(Stored items from a collection)

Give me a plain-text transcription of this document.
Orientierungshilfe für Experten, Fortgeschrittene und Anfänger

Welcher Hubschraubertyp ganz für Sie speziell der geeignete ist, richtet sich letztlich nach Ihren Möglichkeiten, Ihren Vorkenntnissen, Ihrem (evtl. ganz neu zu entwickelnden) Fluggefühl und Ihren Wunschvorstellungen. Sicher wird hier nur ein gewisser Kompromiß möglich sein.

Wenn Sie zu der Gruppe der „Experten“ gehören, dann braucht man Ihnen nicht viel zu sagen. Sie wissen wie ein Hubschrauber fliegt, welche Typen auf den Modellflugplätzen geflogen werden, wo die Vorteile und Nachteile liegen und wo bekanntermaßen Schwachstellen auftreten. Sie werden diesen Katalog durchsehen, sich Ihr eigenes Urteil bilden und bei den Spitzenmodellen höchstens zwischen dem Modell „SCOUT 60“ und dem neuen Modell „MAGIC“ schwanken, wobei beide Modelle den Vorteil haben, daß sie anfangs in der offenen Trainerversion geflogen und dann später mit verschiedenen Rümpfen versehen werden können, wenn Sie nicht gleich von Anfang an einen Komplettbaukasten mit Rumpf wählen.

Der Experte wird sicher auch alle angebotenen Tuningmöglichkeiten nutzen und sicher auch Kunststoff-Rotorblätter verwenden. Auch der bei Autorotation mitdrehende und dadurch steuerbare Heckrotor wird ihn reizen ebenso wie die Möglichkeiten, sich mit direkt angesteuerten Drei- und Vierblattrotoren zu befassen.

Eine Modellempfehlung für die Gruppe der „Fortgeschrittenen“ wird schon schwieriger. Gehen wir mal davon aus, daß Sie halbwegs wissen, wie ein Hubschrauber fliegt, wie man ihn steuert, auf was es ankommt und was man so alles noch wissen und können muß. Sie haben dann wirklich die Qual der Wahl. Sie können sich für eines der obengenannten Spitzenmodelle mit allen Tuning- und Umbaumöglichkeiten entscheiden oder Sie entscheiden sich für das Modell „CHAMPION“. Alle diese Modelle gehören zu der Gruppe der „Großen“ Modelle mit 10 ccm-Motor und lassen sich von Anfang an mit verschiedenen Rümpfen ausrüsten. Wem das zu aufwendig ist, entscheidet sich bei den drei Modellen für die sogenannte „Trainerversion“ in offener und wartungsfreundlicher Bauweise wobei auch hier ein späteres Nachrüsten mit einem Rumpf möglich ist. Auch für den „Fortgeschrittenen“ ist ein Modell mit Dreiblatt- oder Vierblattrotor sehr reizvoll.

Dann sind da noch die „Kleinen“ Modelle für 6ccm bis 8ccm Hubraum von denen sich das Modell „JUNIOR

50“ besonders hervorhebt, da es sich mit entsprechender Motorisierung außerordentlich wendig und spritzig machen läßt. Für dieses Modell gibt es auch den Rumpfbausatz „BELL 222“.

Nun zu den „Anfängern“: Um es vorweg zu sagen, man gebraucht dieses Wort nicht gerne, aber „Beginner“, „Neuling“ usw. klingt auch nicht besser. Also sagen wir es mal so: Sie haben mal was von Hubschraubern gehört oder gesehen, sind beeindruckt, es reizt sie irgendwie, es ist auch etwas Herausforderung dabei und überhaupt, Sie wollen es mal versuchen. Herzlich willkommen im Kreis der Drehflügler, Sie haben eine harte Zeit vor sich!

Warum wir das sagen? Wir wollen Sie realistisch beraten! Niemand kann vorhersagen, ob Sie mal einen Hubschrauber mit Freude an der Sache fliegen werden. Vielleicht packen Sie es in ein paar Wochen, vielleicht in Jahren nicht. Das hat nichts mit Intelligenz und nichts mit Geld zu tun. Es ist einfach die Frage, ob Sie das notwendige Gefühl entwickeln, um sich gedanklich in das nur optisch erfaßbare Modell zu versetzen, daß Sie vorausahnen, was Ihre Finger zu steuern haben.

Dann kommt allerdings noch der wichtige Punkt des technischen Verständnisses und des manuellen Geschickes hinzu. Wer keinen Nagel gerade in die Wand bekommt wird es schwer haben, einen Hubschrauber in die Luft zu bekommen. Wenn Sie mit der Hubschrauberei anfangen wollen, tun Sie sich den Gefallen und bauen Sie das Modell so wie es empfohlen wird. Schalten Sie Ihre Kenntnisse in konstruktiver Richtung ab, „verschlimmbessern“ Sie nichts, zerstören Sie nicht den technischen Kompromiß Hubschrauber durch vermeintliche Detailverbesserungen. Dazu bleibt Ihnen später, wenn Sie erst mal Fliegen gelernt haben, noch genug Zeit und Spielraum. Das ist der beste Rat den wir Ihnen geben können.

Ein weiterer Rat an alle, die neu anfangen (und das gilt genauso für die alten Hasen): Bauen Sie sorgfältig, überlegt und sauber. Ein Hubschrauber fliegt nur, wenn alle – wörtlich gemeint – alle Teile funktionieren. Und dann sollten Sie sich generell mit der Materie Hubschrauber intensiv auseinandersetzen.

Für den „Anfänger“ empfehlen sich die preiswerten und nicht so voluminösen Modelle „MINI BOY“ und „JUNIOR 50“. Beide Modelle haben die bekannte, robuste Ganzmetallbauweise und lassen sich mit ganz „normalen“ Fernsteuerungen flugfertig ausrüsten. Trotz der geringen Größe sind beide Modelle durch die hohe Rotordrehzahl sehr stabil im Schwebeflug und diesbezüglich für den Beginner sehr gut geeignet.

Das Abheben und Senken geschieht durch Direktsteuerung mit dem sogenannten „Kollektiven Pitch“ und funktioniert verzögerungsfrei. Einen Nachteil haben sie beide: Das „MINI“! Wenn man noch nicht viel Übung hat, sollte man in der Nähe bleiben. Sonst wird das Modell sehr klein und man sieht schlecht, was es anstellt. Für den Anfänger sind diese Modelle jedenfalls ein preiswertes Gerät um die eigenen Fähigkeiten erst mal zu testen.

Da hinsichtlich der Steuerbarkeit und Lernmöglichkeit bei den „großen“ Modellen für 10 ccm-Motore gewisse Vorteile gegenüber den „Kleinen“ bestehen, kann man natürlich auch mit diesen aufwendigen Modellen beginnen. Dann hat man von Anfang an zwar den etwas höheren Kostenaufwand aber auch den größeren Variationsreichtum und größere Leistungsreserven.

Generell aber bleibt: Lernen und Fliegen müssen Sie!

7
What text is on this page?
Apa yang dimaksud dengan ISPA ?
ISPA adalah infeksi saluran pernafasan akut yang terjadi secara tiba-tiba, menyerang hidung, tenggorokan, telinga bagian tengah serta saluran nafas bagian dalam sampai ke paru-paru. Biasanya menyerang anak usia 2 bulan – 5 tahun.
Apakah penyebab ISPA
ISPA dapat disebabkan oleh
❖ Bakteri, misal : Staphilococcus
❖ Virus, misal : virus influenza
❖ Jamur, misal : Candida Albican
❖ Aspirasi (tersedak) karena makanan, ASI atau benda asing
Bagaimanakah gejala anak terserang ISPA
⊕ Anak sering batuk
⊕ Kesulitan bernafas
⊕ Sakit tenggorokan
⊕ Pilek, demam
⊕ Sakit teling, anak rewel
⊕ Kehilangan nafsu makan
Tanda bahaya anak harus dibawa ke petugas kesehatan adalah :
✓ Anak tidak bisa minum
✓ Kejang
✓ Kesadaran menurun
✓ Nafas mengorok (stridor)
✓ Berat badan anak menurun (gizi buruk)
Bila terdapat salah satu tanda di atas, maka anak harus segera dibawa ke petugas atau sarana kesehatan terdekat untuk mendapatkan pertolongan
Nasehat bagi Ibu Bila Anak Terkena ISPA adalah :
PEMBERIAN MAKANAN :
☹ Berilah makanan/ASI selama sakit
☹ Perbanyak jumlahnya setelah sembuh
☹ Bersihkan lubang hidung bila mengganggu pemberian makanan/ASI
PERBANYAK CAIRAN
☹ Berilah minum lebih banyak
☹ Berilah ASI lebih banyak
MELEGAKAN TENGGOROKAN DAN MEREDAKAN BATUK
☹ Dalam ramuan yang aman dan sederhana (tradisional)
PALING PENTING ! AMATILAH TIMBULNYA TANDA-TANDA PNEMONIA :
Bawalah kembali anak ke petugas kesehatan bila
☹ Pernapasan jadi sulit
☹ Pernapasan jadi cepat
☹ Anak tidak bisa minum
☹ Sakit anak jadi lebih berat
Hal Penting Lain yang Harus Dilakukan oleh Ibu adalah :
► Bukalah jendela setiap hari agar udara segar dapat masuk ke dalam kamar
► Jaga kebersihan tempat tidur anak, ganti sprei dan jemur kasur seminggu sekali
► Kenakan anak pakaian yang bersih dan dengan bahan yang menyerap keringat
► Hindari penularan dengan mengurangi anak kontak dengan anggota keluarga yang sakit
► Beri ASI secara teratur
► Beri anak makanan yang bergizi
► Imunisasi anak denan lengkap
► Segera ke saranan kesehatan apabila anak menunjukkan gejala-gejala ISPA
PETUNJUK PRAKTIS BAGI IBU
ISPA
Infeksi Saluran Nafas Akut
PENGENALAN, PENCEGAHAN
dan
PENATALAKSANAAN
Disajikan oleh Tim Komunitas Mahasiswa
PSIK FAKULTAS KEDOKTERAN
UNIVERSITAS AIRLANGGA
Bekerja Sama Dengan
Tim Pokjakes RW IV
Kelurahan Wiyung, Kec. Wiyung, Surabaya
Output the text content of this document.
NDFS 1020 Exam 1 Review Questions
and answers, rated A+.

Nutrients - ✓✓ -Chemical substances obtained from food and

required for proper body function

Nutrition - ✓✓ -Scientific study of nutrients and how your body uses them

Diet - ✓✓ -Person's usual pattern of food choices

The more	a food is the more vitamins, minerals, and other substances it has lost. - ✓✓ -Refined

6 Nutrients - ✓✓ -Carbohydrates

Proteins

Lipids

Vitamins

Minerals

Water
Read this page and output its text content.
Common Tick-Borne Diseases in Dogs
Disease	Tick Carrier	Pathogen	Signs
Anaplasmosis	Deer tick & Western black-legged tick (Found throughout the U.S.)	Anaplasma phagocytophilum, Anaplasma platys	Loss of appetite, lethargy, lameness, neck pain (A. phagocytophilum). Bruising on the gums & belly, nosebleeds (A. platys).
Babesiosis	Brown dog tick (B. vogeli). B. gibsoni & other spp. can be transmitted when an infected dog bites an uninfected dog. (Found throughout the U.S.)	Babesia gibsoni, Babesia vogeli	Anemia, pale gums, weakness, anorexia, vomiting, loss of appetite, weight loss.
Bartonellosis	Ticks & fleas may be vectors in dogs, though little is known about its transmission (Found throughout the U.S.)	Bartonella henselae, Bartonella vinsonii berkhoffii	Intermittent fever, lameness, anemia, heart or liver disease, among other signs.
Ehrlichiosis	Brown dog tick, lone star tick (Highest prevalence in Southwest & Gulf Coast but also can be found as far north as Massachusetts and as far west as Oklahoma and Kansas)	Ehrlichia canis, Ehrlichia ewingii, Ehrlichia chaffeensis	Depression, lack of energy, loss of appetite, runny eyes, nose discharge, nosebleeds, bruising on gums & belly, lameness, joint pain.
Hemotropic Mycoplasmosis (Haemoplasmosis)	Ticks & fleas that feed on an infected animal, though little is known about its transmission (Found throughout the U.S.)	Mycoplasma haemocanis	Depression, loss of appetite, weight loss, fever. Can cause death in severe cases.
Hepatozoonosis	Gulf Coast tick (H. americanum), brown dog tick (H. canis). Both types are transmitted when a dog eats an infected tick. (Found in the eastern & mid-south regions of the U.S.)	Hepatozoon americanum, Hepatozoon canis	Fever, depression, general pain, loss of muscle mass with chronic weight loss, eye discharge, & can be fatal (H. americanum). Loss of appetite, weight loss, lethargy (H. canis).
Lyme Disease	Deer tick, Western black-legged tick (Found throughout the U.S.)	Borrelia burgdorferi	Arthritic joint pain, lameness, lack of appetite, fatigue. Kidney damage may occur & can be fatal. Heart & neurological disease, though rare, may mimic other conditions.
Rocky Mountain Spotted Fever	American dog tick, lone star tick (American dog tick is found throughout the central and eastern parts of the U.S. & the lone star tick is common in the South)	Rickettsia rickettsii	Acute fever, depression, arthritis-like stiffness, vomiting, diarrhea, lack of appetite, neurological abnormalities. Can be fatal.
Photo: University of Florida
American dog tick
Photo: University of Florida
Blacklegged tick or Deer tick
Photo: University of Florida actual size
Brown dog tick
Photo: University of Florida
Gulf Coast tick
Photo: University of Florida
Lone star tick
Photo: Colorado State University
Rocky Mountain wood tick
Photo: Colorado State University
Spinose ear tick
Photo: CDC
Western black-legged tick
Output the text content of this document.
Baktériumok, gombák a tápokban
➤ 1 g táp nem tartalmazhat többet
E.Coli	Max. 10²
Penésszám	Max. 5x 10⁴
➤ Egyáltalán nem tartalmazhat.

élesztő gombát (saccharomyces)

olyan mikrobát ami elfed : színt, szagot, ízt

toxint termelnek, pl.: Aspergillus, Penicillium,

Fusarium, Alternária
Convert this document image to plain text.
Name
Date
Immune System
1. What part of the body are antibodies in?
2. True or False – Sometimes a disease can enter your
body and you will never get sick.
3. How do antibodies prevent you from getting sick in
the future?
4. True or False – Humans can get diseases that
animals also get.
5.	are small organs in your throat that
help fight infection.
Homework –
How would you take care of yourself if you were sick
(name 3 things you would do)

Task item >> Reply with one number, the count of lines in the data that contain "this".

Written solution >> 6